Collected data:
[start]

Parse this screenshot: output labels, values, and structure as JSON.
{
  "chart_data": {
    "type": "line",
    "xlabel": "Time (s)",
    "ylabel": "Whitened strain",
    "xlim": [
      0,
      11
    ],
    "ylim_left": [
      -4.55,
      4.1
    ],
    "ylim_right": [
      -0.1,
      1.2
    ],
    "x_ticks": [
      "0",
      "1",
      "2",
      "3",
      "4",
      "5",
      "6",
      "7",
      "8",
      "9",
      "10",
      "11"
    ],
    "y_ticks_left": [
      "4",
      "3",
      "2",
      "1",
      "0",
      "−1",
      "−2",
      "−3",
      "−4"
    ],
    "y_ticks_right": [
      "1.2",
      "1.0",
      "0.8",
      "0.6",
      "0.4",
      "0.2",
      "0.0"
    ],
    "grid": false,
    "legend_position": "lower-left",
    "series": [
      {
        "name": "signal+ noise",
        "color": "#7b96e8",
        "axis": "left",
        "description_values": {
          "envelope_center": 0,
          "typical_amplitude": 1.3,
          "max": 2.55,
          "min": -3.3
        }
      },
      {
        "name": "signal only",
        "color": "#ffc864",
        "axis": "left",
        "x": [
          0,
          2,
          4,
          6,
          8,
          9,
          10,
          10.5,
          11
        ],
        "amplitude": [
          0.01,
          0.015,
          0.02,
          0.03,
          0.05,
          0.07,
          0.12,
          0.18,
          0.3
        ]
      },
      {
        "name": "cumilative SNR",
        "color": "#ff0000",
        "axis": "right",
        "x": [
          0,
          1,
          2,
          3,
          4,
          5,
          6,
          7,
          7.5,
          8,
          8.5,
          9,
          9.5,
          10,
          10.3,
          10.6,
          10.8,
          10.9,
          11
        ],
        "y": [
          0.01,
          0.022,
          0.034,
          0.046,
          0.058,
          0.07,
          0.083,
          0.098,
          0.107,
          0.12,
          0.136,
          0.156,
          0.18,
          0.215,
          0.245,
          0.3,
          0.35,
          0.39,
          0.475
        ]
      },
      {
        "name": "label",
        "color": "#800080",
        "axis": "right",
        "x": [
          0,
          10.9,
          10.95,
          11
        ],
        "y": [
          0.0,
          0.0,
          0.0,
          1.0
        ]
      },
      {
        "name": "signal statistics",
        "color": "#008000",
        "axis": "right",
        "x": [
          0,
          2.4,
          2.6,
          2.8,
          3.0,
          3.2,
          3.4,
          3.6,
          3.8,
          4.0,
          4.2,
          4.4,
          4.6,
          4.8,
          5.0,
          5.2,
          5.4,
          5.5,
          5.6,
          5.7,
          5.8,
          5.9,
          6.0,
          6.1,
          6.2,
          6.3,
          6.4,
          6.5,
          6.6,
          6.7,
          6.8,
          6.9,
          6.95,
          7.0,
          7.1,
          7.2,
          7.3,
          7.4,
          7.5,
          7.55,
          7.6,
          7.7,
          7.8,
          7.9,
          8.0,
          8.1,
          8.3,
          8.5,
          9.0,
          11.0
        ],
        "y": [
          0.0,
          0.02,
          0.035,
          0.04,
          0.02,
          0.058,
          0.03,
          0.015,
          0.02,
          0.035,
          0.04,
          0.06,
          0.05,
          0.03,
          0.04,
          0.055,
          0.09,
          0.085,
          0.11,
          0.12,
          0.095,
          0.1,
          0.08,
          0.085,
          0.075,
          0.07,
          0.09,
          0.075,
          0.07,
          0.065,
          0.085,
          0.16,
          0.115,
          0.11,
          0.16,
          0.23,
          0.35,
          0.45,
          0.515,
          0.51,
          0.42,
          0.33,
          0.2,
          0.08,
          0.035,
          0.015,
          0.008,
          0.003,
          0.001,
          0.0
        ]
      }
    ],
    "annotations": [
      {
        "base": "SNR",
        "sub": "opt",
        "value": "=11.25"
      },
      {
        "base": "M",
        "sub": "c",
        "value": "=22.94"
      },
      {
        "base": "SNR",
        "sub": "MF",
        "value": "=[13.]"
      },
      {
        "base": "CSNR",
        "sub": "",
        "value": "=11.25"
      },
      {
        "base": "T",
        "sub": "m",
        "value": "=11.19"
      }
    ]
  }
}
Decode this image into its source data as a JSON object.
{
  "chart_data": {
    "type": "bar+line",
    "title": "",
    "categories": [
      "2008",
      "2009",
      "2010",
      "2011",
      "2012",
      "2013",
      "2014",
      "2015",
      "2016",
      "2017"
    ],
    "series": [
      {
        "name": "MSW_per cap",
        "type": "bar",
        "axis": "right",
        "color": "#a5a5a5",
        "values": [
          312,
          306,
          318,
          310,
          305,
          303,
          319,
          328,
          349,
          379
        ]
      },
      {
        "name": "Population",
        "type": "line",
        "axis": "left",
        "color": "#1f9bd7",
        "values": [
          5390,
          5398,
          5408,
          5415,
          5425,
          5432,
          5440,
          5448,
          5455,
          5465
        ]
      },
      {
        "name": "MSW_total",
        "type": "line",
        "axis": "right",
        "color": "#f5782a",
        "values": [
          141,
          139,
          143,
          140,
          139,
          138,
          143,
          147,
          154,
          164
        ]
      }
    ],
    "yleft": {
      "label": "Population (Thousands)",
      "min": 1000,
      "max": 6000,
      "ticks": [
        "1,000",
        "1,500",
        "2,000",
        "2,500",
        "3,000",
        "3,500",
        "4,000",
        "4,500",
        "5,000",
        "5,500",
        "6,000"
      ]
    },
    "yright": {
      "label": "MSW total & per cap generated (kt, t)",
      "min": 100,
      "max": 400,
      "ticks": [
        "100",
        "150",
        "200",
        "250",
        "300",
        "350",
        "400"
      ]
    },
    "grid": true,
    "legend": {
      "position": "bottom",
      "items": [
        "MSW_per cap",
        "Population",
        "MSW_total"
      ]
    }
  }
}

[end]

What the task requires:
From the listing above, copy every line that holds the string "signal".

Complete output:
        "name": "signal+ noise",
        "name": "signal only",
        "name": "signal statistics",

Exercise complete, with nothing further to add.